* _DIRECTIONS FOR THIS TASK_: Continue the forum discussion about the Wi-Fi security exploit from the point where it stops.

But if you DO use unencrypted protocols, like some Windows file-share protocols or intranet without HTTPS/SSL security, this could be a big deal. So yes, some corporate intranets using WLAN might be badly affected.

Also, even if your hacker can't see what you're transferring, they might make some meaningful inferences if your traffic is going to pornhub.com for example. (Not that it would be any surprise in most cases!;)
Dan193 · 31-35, M
@ForkBoy Thankyou for the info.
Faust76 · 46-50, M
Game accounts probably aren't high risk for most people, and if games have been using plaintext passwords now, they're both woefully out of date and already vulnerable since everything's basically out in the open on the Internet. (Or in other words, people at LAN-parties, school networks etc. etc. could already steal them). Phone apps mostly use HTTPS, though of course there's sure to be some exceptions and it's impossible to vouch for everything.

I think the prelevance of open access points, weak WLAN encryption and LAN's in general being unencrypted means that most things that are affected could have been hacked already without this exploit (or these exploits). As I understand patching the computers won't help, because you will need to also patch the access points, which in most cases are never going to be patched, though I didn't read yet whether they've figured a way around that (Like actively monitor for the exploit? Prevent the protocol features at all?).

* _RECORDS_:
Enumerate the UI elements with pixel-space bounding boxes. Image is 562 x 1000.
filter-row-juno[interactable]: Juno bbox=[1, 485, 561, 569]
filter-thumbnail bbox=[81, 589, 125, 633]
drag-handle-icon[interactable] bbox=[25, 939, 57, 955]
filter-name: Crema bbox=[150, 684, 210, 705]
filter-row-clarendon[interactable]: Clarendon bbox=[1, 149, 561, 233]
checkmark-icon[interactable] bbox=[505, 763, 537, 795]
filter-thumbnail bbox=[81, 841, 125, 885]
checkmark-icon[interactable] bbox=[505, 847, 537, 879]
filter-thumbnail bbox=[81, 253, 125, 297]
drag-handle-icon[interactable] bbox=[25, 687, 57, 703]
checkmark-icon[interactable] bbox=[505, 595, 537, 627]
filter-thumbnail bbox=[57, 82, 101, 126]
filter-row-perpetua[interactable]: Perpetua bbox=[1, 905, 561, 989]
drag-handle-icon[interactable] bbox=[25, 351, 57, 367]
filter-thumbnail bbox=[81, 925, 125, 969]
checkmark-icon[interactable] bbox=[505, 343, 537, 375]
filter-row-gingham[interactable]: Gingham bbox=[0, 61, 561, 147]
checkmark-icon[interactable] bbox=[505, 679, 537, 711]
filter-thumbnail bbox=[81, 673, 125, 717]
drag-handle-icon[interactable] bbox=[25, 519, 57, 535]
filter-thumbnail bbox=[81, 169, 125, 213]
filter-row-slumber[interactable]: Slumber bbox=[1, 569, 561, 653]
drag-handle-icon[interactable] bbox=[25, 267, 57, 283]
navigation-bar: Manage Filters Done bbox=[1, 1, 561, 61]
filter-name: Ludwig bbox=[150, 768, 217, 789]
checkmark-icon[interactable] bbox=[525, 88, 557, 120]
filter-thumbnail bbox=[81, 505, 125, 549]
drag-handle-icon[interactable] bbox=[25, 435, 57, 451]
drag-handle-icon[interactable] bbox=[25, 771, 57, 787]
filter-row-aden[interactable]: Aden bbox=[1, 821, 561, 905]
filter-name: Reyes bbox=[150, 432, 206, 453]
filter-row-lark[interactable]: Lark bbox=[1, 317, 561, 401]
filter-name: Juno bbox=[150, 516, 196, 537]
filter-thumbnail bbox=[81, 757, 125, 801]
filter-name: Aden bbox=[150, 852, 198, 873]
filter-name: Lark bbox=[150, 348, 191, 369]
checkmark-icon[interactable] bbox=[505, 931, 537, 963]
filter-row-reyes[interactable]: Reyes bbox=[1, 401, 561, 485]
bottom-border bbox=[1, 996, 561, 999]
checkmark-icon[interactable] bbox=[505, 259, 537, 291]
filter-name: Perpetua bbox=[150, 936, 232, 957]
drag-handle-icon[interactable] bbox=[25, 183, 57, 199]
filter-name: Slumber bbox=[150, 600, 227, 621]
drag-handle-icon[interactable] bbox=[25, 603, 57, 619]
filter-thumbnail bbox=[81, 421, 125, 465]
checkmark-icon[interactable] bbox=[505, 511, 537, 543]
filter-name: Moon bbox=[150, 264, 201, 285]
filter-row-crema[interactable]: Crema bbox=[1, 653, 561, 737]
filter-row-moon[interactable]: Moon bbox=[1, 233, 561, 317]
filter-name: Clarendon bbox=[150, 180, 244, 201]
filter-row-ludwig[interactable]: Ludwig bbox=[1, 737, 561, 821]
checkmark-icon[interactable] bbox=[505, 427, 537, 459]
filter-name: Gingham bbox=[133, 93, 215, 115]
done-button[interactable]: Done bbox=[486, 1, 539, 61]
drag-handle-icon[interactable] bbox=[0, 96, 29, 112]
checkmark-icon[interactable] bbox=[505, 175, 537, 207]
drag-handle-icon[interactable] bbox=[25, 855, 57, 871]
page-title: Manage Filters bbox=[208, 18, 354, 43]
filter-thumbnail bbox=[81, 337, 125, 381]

* _SOLVED EXERCISE_:
Faust76 · 46-50, M
@ForkBoy But *only* things that are being sent unencrypted in itself. Since you could already sniff wired LAN's and old and unencrypted wireless access points, those things would already have been widely readable, most protocols use their own encryption. That's what the "https" part on the URL of almost every web-site means for example.

But yes, it's potentially bad since some corporate (and home) intranets may have assumed they can safely send data unencrypted over WLAN, and since it's wireless people can just drive by scanning for them. Most Internet websites, games and apps likely are safe from this though, because if they were sending passwords unencrypted, they'd already been sniffed when people connected to coffee shop access point or school/LAN-party (Not that just that DOESN'T happen, but programmers have been getting lot smarter about it over the years).